## Task input:
* * * * * * * * *

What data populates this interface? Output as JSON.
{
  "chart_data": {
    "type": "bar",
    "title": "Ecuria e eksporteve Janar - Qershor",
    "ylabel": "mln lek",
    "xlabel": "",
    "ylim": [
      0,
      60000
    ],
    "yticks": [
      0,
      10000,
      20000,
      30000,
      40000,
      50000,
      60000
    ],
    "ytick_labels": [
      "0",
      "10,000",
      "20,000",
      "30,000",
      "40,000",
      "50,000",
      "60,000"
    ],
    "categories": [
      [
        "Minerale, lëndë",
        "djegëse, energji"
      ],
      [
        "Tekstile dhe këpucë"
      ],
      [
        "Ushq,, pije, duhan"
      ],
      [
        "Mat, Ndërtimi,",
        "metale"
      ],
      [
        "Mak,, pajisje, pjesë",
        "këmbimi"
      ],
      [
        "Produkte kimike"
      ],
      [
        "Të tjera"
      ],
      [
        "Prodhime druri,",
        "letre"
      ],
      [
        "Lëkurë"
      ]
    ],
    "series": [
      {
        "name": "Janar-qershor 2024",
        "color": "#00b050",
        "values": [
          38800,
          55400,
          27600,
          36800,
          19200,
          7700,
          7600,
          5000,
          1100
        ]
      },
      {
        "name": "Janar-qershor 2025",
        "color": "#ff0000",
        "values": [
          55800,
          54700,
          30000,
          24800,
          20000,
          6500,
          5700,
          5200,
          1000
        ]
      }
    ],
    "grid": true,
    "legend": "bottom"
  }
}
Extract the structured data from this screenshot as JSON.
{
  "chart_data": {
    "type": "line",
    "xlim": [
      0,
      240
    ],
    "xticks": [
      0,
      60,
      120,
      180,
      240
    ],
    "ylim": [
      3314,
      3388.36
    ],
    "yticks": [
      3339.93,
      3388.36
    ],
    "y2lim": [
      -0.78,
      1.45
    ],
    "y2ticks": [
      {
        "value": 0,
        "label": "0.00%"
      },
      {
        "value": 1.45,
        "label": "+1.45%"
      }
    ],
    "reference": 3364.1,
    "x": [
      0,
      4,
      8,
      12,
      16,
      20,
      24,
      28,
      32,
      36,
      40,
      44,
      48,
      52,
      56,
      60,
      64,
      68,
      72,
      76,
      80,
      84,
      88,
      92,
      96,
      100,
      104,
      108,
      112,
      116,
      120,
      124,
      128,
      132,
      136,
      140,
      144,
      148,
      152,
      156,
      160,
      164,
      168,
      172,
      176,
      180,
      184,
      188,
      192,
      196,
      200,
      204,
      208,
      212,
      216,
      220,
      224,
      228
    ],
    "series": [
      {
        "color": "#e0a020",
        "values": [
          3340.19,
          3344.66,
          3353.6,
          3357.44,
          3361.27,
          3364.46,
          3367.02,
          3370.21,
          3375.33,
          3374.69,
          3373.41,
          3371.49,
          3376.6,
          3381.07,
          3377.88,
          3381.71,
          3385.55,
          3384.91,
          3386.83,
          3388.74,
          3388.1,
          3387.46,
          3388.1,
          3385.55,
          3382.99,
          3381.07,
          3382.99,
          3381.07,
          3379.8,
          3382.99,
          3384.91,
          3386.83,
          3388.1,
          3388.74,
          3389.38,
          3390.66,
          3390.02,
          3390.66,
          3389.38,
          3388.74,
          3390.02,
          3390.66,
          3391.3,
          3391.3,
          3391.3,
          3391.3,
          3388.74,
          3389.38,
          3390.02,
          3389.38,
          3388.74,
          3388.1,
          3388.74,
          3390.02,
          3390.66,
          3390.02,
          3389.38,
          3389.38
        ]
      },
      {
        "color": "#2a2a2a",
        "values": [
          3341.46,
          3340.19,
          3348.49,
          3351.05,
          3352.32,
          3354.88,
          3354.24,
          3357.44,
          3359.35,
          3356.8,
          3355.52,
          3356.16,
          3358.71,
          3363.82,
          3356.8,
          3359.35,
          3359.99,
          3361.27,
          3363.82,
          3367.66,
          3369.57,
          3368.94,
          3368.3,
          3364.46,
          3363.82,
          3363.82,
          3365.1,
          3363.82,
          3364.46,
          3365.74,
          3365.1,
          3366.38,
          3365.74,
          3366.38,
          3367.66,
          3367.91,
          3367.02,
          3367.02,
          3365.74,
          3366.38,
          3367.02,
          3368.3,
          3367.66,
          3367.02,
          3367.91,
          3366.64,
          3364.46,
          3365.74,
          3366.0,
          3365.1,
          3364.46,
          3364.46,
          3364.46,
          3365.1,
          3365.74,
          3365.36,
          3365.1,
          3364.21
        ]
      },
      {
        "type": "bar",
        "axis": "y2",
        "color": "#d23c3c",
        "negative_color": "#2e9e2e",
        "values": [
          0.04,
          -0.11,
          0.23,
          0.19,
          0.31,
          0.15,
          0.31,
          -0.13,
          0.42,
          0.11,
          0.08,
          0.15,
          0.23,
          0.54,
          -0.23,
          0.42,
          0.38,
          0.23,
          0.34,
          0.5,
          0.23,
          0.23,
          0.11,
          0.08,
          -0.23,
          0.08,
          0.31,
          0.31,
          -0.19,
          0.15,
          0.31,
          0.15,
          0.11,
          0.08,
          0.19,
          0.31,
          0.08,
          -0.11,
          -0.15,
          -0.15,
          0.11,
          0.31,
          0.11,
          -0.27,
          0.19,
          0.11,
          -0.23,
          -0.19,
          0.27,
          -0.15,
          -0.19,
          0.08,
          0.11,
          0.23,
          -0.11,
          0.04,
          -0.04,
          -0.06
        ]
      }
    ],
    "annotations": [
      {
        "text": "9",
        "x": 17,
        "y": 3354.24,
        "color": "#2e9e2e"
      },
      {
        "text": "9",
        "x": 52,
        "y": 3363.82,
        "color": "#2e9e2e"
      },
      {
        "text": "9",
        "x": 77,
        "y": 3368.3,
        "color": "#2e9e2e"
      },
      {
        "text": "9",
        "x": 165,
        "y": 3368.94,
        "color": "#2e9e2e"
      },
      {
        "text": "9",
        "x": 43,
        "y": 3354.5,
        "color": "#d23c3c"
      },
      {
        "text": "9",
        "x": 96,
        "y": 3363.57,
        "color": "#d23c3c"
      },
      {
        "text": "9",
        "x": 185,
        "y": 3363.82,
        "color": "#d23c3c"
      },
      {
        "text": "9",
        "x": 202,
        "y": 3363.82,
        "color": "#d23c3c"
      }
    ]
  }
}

* * * * * * * * *

Restate each record word for word.

What data populates this interface? Output as JSON.
{
  "chart_data": {
    "type": "bar",
    "title": "Ecuria e eksporteve Janar - Qershor",
    "ylabel": "mln lek",
    "xlabel": "",
    "ylim": [
      0,
      60000
    ],
    "yticks": [
      0,
      10000,
      20000,
      30000,
      40000,
      50000,
      60000
    ],
    "ytick_labels": [
      "0",
      "10,000",
      "20,000",
      "30,000",
      "40,000",
      "50,000",
      "60,000"
    ],
    "categories": [
      [
        "Minerale, lëndë",
        "djegëse, energji"
      ],
      [
        "Tekstile dhe këpucë"
      ],
      [
        "Ushq,, pije, duhan"
      ],
      [
        "Mat, Ndërtimi,",
        "metale"
      ],
      [
        "Mak,, pajisje, pjesë",
        "këmbimi"
      ],
      [
        "Produkte kimike"
      ],
      [
        "Të tjera"
      ],
      [
        "Prodhime druri,",
        "letre"
      ],
      [
        "Lëkurë"
      ]
    ],
    "series": [
      {
        "name": "Janar-qershor 2024",
        "color": "#00b050",
        "values": [
          38800,
          55400,
          27600,
          36800,
          19200,
          7700,
          7600,
          5000,
          1100
        ]
      },
      {
        "name": "Janar-qershor 2025",
        "color": "#ff0000",
        "values": [
          55800,
          54700,
          30000,
          24800,
          20000,
          6500,
          5700,
          5200,
          1000
        ]
      }
    ],
    "grid": true,
    "legend": "bottom"
  }
}
Extract the structured data from this screenshot as JSON.
{
  "chart_data": {
    "type": "line",
    "xlim": [
      0,
      240
    ],
    "xticks": [
      0,
      60,
      120,
      180,
      240
    ],
    "ylim": [
      3314,
      3388.36
    ],
    "yticks": [
      3339.93,
      3388.36
    ],
    "y2lim": [
      -0.78,
      1.45
    ],
    "y2ticks": [
      {
        "value": 0,
        "label": "0.00%"
      },
      {
        "value": 1.45,
        "label": "+1.45%"
      }
    ],
    "reference": 3364.1,
    "x": [
      0,
      4,
      8,
      12,
      16,
      20,
      24,
      28,
      32,
      36,
      40,
      44,
      48,
      52,
      56,
      60,
      64,
      68,
      72,
      76,
      80,
      84,
      88,
      92,
      96,
      100,
      104,
      108,
      112,
      116,
      120,
      124,
      128,
      132,
      136,
      140,
      144,
      148,
      152,
      156,
      160,
      164,
      168,
      172,
      176,
      180,
      184,
      188,
      192,
      196,
      200,
      204,
      208,
      212,
      216,
      220,
      224,
      228
    ],
    "series": [
      {
        "color": "#e0a020",
        "values": [
          3340.19,
          3344.66,
          3353.6,
          3357.44,
          3361.27,
          3364.46,
          3367.02,
          3370.21,
          3375.33,
          3374.69,
          3373.41,
          3371.49,
          3376.6,
          3381.07,
          3377.88,
          3381.71,
          3385.55,
          3384.91,
          3386.83,
          3388.74,
          3388.1,
          3387.46,
          3388.1,
          3385.55,
          3382.99,
          3381.07,
          3382.99,
          3381.07,
          3379.8,
          3382.99,
          3384.91,
          3386.83,
          3388.1,
          3388.74,
          3389.38,
          3390.66,
          3390.02,
          3390.66,
          3389.38,
          3388.74,
          3390.02,
          3390.66,
          3391.3,
          3391.3,
          3391.3,
          3391.3,
          3388.74,
          3389.38,
          3390.02,
          3389.38,
          3388.74,
          3388.1,
          3388.74,
          3390.02,
          3390.66,
          3390.02,
          3389.38,
          3389.38
        ]
      },
      {
        "color": "#2a2a2a",
        "values": [
          3341.46,
          3340.19,
          3348.49,
          3351.05,
          3352.32,
          3354.88,
          3354.24,
          3357.44,
          3359.35,
          3356.8,
          3355.52,
          3356.16,
          3358.71,
          3363.82,
          3356.8,
          3359.35,
          3359.99,
          3361.27,
          3363.82,
          3367.66,
          3369.57,
          3368.94,
          3368.3,
          3364.46,
          3363.82,
          3363.82,
          3365.1,
          3363.82,
          3364.46,
          3365.74,
          3365.1,
          3366.38,
          3365.74,
          3366.38,
          3367.66,
          3367.91,
          3367.02,
          3367.02,
          3365.74,
          3366.38,
          3367.02,
          3368.3,
          3367.66,
          3367.02,
          3367.91,
          3366.64,
          3364.46,
          3365.74,
          3366.0,
          3365.1,
          3364.46,
          3364.46,
          3364.46,
          3365.1,
          3365.74,
          3365.36,
          3365.1,
          3364.21
        ]
      },
      {
        "type": "bar",
        "axis": "y2",
        "color": "#d23c3c",
        "negative_color": "#2e9e2e",
        "values": [
          0.04,
          -0.11,
          0.23,
          0.19,
          0.31,
          0.15,
          0.31,
          -0.13,
          0.42,
          0.11,
          0.08,
          0.15,
          0.23,
          0.54,
          -0.23,
          0.42,
          0.38,
          0.23,
          0.34,
          0.5,
          0.23,
          0.23,
          0.11,
          0.08,
          -0.23,
          0.08,
          0.31,
          0.31,
          -0.19,
          0.15,
          0.31,
          0.15,
          0.11,
          0.08,
          0.19,
          0.31,
          0.08,
          -0.11,
          -0.15,
          -0.15,
          0.11,
          0.31,
          0.11,
          -0.27,
          0.19,
          0.11,
          -0.23,
          -0.19,
          0.27,
          -0.15,
          -0.19,
          0.08,
          0.11,
          0.23,
          -0.11,
          0.04,
          -0.04,
          -0.06
        ]
      }
    ],
    "annotations": [
      {
        "text": "9",
        "x": 17,
        "y": 3354.24,
        "color": "#2e9e2e"
      },
      {
        "text": "9",
        "x": 52,
        "y": 3363.82,
        "color": "#2e9e2e"
      },
      {
        "text": "9",
        "x": 77,
        "y": 3368.3,
        "color": "#2e9e2e"
      },
      {
        "text": "9",
        "x": 165,
        "y": 3368.94,
        "color": "#2e9e2e"
      },
      {
        "text": "9",
        "x": 43,
        "y": 3354.5,
        "color": "#d23c3c"
      },
      {
        "text": "9",
        "x": 96,
        "y": 3363.57,
        "color": "#d23c3c"
      },
      {
        "text": "9",
        "x": 185,
        "y": 3363.82,
        "color": "#d23c3c"
      },
      {
        "text": "9",
        "x": 202,
        "y": 3363.82,
        "color": "#d23c3c"
      }
    ]
  }
}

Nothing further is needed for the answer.